Article:
※ ※ ※

After the U.S. Navy established a base in Key West in 1823, they realized that a lighthouse was necessary for safety. The reefs and shallow waters off the coast of the island presented a hazard to both military and commercial ships in the area. The original 65-foot (20 m) Key West lighthouse was built in 1825. It was destroyed by the Great Havana Hurricane of 1846, and fourteen people inside the lighthouse were killed.

The lighthouse that stands today was built in 1848, but has been upgraded several times over the years. A third-order Fresnel lens and an extension to the tower were added, both of which allowed ships to see the light from a greater distance. Although it’s now obsolete, today the light is about 100 feet (30 m) above sea level.

The Keeper’s Quarters, which now house the museum, were built in 1895. Nineteenth-century lighthouses were fueled by kerosene, hauled to the light by the keeper. Sometime before 1918, the lighthouse was converted to run on piped acetylene gas and a full-time keeper was no longer needed. In 1934, the light was once again converted, this time to run on electrical power.

※ ※ ※

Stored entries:
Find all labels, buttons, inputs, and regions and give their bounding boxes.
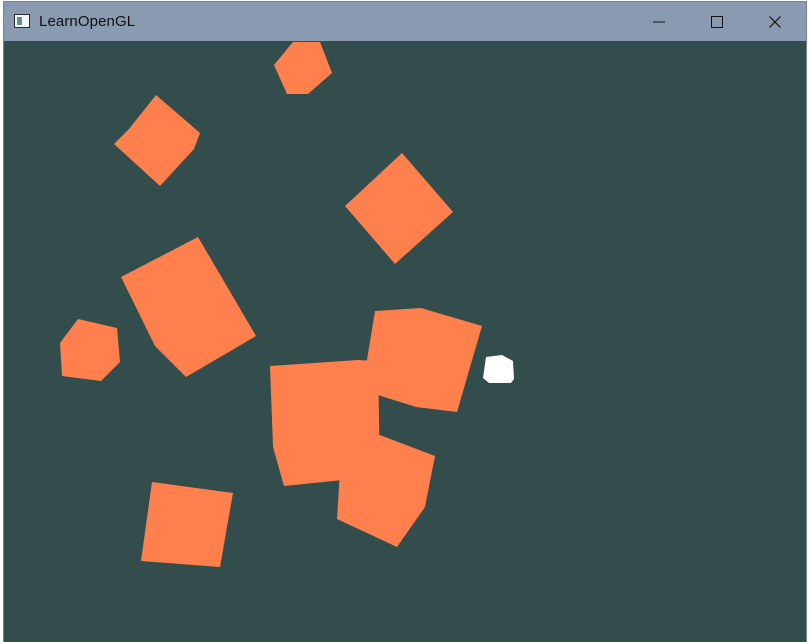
minimize-icon — [653, 21, 665, 22]
maximize-button[interactable] — [688, 2, 746, 41]
window-titlebar[interactable]: LearnOpenGL — [4, 2, 806, 41]
cube-lower-left — [141, 482, 233, 567]
cube-large-left — [121, 237, 256, 377]
rendered-scene — [60, 42, 514, 567]
cube-top-small — [274, 42, 332, 94]
close-icon — [769, 15, 781, 28]
window-title: LearnOpenGL — [39, 13, 136, 30]
lit-cubes — [60, 42, 482, 567]
close-button[interactable] — [746, 2, 804, 41]
cube-center-back-right — [362, 308, 482, 412]
cube-left-small — [60, 319, 120, 381]
opengl-window: LearnOpenGL — [4, 2, 806, 642]
minimize-button[interactable] — [630, 2, 688, 41]
app-window-icon — [14, 14, 30, 28]
light-source-cube — [483, 355, 514, 383]
cube-upper-middle — [345, 153, 453, 264]
opengl-render-viewport[interactable] — [4, 41, 806, 642]
cube-lower-middle — [337, 434, 435, 547]
maximize-icon — [711, 15, 723, 28]
cube-upper-left — [114, 95, 200, 186]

※ ※ ※

What is expected: Continue the Key West lighthouse history from where it ends, picking up right after its last sentence.

Written reply:
The end of an era

The U.S. Coast Guard decommissioned the Key West Lighthouse in 1969. The county took over the property, and presently the Key West Arts and Historical Society maintains the lighthouse and other buildings on the property as a museum.

From 1989 until just a few years ago, the lighthouse, keeper’s quarters, as well as the old oil house located on the grounds underwent an intensive restoration project.

If you’re a lighthouse buff, you’ll notice that the Key West Lighthouse seems to be in an unusual location – in the middle of a residential neighborhood and not next to the shore. However, its location is at one of the highest points on the island. Many postcards and books from the 1930s and ’40s make the claim that the lighthouse is the only one in the US that’s located entirely within the city limits of a community.

Should you climb the lighthouse or visit the museum first?

I’ll admit, I was so excited to climb the 88 steps of the lighthouse to take in the view that I didn’t even consider visiting the Keeper’s Quarters Museum first. But I wish I had!

I learned so much about the unusual history of the Key West Lighthouse’s keepers in the museum. Having that knowledge beforehand would have contributed to my enjoyment of the lighthouse. So if you can contain your excitement, I recommend touring the museum before you make the climb.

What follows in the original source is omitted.